--- start of Source extract ---

Kidnapped US journalist Engel free after Syria firefight



WASHINGTON, Joseph Krauss- NBC correspondent Richard Engel and his production crew have escaped captors in Syria after a five-day abduction at the hands of pro-regime militiamen who tormented them with mock executions.
Engel told NBC from the safety of Turkey that he and his team had regained their freedom on Monday after two of their captors were killed in a firefight with Syrian rebels opposing President Bashar al-Assad's regime.



Engel, 39, is one of the highest-profile US journalists to report from Syria, where rebels have been fighting to overthrow Assad in a civil war that, according to activists, has claimed some 43,000 lives.
He and other unnamed employees and reporters went missing shortly after crossing into Syria from Turkey on Thursday.
Engel said they were traveling with a group of Syrian rebels when 15 gunmen "jumped out of the trees and bushes" and captured them.
The kidnappers hustled Engel and his crew into the back of a truck and took them to an unknown location believed to be near the town of Ma'arrat Misrin, NBC said. They were blindfolded and bound but otherwise unharmed.
In his first interview after being released, Engel said his captors were members of the pro-government militia called the "shabiha", a fearsome group of plainclothes enforcers accused of several massacres during the uprising.
Engel, a former employee of Agence France-Presse in the Middle East, said they were not physically mistreated, but suffered "a lot of psychological torture" at the hands of their masked abductors, who threatened to kill them.
"They made us choose which one of us would be shot first. When we refused, there were mock shootings... They fired the gun up in the air. It can be a very traumatic experience."
Engel was told his captors were trained by Iran and allied with the Lebanese Hezbollah movement and that they wanted to exchange them for four Iranian agents, two Lebanese individuals and others held by the Syrian rebels.
"They were going to bring us to a Hezbollah stronghold inside Syria... We were on our way there when we ran into this rebel checkpoint."
A shootout ensued in which rebels shot dead two of his captors. Engel and his crew were freed unharmed shortly thereafter and made their way back across the border into Turkey, where they arrived in good health.
NBC said there was no claim of responsibility, no contact with the captors and no ransom paid.
The Assad regime is a close ally of both Iran and Hezbollah, and Syrian rebels have accused both of aiding the government's brutal crackdown.

--- end of Source extract ---

• **Written tasks**:
(1) Quote the passage of the article on Richard Engel's kidnapping in Syria between "Engel was told" and "government's brutal crackdown.", inclusive.
(2) In the article on Richard Engel's kidnapping, near which town was the crew believed to have been taken?
(3) Write the next part of the news article about Richard Engel's abduction in Syria, picking up after its final sentence.

--- start of Entries shown ---

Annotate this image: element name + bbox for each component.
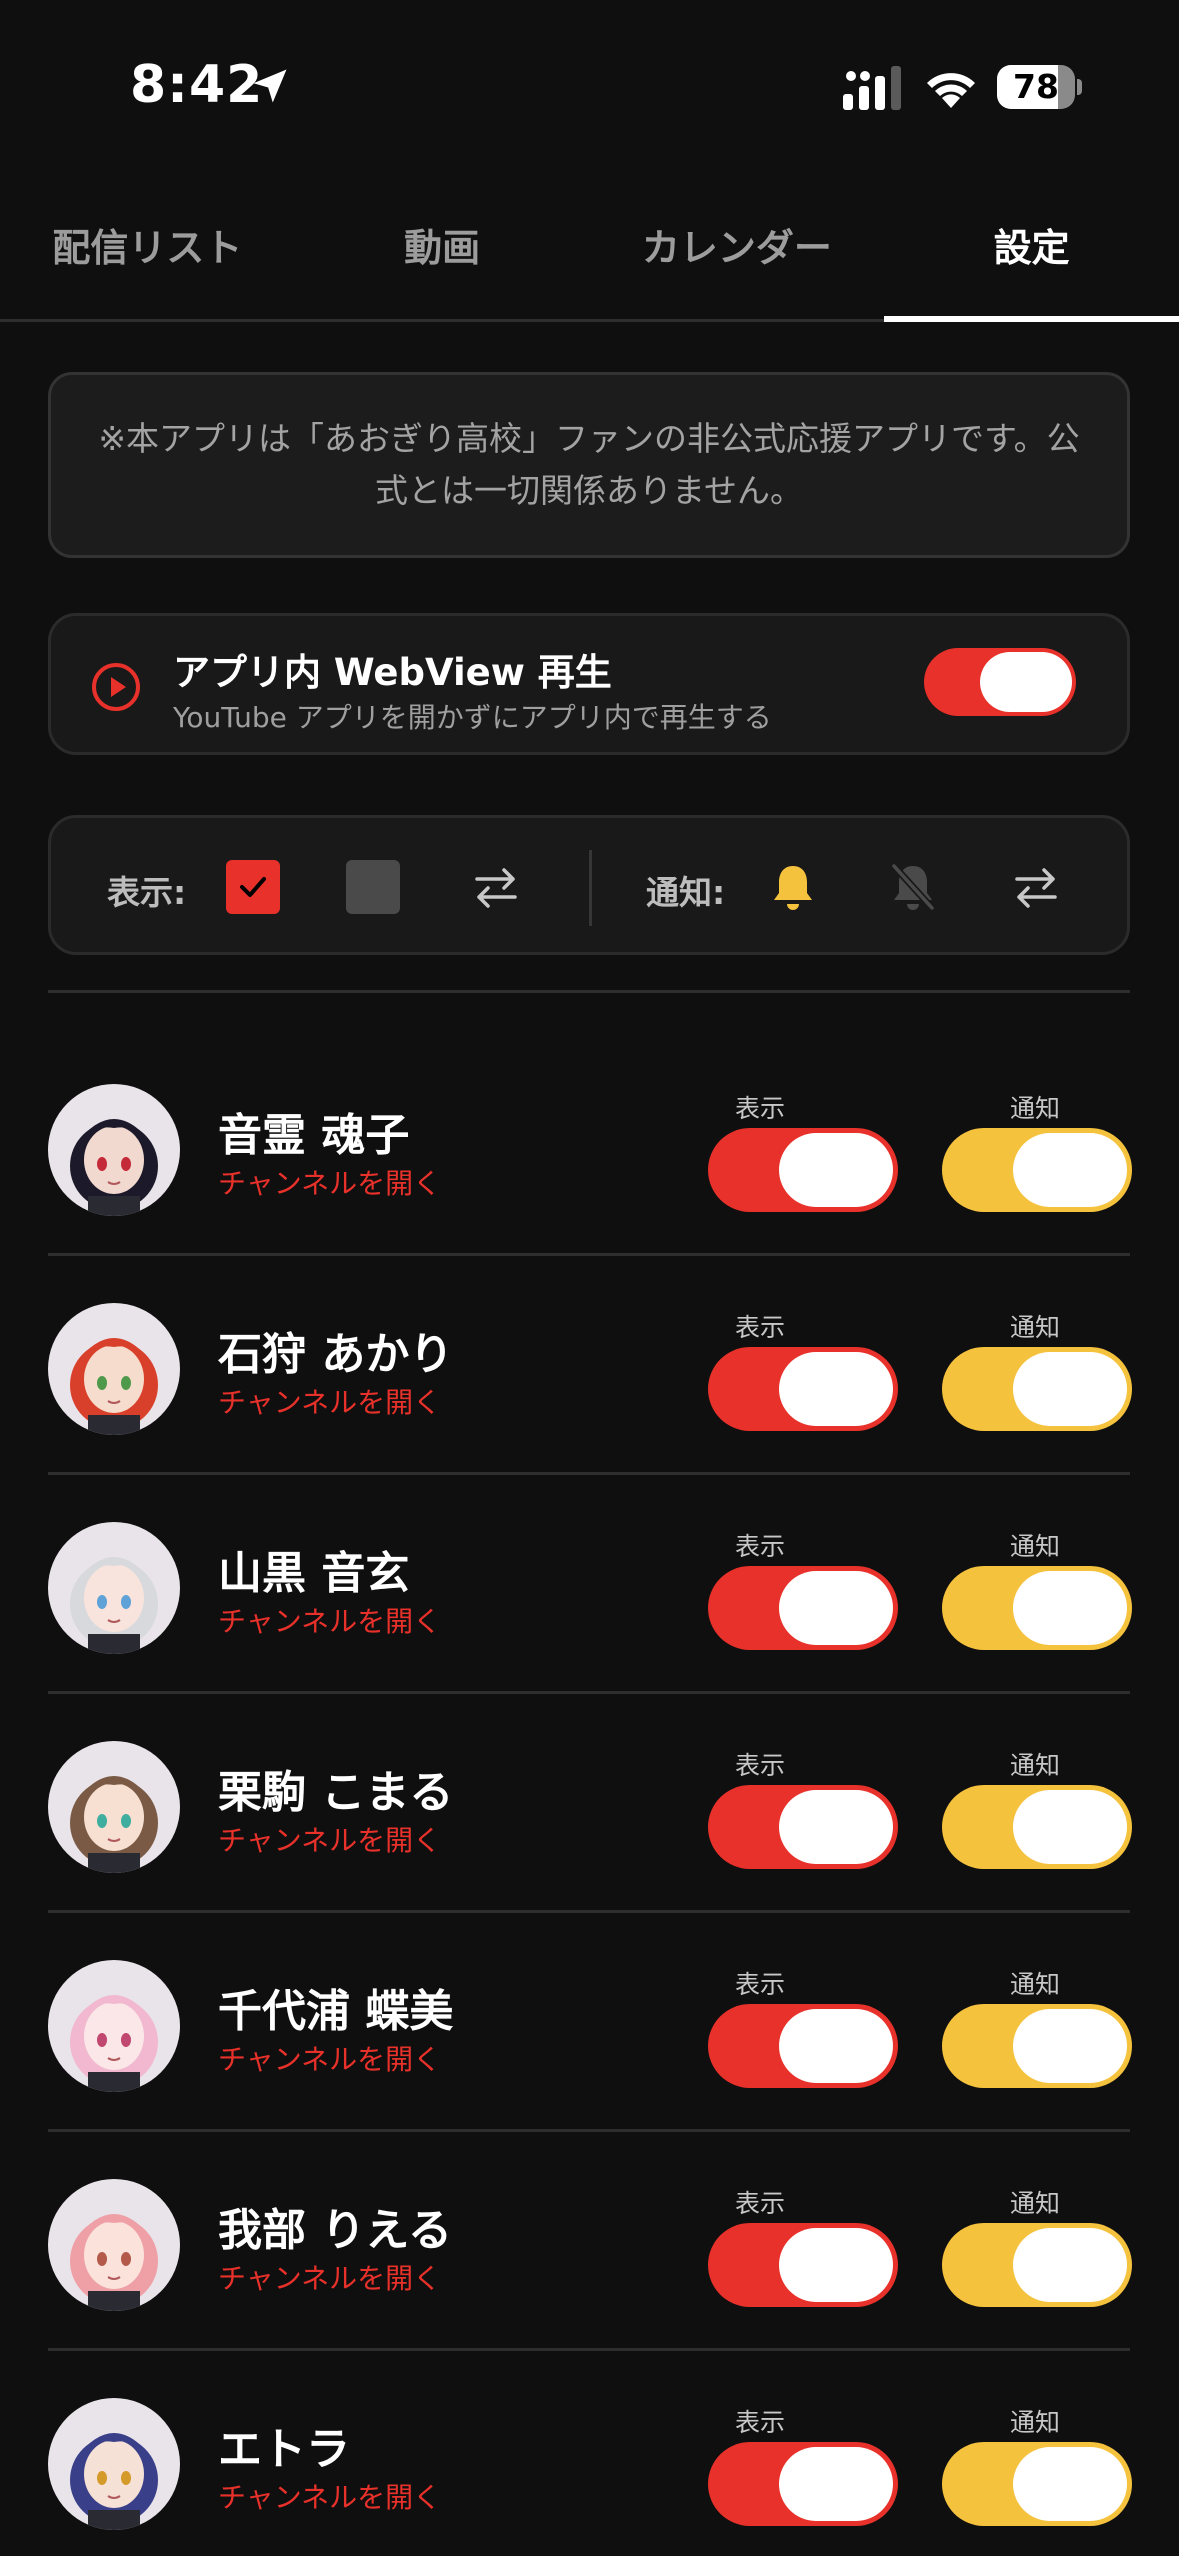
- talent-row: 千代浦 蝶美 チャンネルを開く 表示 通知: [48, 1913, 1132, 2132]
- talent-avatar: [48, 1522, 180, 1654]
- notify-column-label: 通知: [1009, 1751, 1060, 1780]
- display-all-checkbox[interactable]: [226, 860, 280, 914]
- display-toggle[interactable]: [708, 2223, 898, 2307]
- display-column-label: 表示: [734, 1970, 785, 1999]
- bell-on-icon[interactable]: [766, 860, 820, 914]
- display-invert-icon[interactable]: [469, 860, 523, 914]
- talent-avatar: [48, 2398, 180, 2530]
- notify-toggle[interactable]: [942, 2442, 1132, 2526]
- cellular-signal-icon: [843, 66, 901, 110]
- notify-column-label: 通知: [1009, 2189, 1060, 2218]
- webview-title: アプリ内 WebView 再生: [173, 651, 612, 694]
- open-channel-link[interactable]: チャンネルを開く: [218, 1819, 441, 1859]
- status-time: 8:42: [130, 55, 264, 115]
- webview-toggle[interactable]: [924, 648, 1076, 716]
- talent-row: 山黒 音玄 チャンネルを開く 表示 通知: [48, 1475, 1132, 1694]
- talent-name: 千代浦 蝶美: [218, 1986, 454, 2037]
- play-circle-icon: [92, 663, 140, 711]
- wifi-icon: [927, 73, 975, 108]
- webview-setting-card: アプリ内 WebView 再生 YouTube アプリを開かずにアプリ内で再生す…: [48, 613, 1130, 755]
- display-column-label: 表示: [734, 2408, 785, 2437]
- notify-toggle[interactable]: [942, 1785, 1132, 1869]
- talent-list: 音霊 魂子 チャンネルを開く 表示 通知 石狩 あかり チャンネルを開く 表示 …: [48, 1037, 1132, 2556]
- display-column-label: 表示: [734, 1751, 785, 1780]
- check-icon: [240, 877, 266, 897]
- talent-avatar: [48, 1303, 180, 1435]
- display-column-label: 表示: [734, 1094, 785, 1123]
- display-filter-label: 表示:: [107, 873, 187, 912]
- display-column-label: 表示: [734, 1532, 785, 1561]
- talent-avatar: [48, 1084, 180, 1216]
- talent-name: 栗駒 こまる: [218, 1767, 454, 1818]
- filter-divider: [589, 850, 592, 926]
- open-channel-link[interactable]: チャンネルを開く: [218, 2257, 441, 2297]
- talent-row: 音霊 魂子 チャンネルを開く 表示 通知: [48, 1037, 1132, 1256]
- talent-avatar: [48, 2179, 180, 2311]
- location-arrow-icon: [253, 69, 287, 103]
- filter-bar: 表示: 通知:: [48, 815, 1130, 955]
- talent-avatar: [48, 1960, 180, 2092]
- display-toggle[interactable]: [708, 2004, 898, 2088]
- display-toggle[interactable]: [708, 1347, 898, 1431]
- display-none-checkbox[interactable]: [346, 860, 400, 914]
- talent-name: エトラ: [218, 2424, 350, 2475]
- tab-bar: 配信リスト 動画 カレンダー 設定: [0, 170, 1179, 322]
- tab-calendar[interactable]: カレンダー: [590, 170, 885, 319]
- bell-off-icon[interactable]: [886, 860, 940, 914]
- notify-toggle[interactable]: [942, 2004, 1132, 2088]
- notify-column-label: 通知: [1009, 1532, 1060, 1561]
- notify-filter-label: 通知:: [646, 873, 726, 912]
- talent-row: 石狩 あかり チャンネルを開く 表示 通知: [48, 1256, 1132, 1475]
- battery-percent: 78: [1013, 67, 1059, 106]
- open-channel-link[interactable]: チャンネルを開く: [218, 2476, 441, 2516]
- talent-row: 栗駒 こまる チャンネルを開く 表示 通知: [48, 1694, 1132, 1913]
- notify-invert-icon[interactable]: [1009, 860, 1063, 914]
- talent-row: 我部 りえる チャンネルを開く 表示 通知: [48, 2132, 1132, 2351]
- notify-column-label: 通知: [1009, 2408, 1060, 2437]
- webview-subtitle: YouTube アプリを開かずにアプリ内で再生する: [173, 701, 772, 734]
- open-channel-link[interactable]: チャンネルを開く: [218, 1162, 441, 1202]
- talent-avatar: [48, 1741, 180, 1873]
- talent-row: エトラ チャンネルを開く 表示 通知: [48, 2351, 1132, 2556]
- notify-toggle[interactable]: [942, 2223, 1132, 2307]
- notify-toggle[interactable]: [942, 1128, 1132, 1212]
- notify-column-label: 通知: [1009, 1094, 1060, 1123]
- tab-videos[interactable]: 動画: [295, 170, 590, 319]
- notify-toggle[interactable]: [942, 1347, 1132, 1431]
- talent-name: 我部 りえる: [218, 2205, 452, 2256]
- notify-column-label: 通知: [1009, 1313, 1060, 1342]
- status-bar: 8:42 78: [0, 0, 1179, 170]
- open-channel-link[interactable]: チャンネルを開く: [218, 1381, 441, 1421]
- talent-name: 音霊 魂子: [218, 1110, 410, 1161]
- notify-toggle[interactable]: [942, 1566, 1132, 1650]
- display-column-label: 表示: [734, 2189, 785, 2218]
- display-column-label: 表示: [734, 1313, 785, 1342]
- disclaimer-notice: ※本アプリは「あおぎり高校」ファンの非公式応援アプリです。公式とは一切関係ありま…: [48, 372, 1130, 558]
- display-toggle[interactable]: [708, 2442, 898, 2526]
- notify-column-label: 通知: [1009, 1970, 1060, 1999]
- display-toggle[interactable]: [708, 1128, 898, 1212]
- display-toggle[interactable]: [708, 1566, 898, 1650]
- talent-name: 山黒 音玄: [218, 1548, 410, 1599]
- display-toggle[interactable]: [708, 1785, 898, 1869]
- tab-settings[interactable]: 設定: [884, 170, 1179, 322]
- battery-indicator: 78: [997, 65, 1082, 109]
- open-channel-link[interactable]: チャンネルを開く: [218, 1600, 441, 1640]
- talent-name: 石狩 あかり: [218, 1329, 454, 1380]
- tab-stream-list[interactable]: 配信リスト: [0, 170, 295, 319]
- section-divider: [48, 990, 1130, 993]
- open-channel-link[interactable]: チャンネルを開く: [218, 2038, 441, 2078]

--- end of Entries shown ---

• **Outputs**:
(1)
Engel was told his captors were trained by Iran and allied with the Lebanese Hezbollah movement and that they wanted to exchange them for four Iranian agents, two Lebanese individuals and others held by the Syrian rebels.
"They were going to bring us to a Hezbollah stronghold inside Syria... We were on our way there when we ran into this rebel checkpoint."
A shootout ensued in which rebels shot dead two of his captors. Engel and his crew were freed unharmed shortly thereafter and made their way back across the border into Turkey, where they arrived in good health.
NBC said there was no claim of responsibility, no contact with the captors and no ransom paid.
The Assad regime is a close ally of both Iran and Hezbollah, and Syrian rebels have accused both of aiding the government's brutal crackdown.

(2) Near the town of Ma'arrat Misrin.

(3)
The Ahrar Al-Sham Brigades said in a statement that they had freed five foreign journalists who were "held by an armed gang connected to the regime."
The statement named Engel and four others: a Turk, a British Jordanian, another American, and a German Syrian.
A short video clip posted on the group's website along with the statement shows the liberated Engel sitting cross-legged with his crew, happy and joking shortly after their liberation, presumably still inside Syria.
The London-based Syrian Observatory for Human Rights said there had been "an exchange of fire" between Ahrar Al-Sham fighters manning a checkpoint to the west of Ma'arrat Misrin and a group of armed men.
"The armed men fled and left the vehicle, in which the journalists were found." It quoted "a person who participated in the release operation" as saying that "pro-regime armed men were responsible for the kidnapping."
Engel has spent the last 15 years reporting on wars, revolutions and other unrest from the Middle East and elsewhere.
He covered the entire Iraq war, from the 2003 US-led invasion until the withdrawal of troops last year, and was named NBC chief foreign correspondent in April 2008.
A fluent Arabic speaker, Engel had also worked for AFP, covering the Palestinian Territories out of the agency's Jerusalem bureau for more than a year in 2000-2001, including the first six months of the second intifada.
Syria is one of the most dangerous places in the world to report from, with at least 17 journalists killed and 21 imprisoned since the uprising began in March 2011, according to Reporters Without Borders.
The 21-month-long rebellion began as a series of Arab Spring-style protests against the Assad family's four-decade rule but has since escalated into a brutal civil war, with fierce battles and intensive shelling in major cities.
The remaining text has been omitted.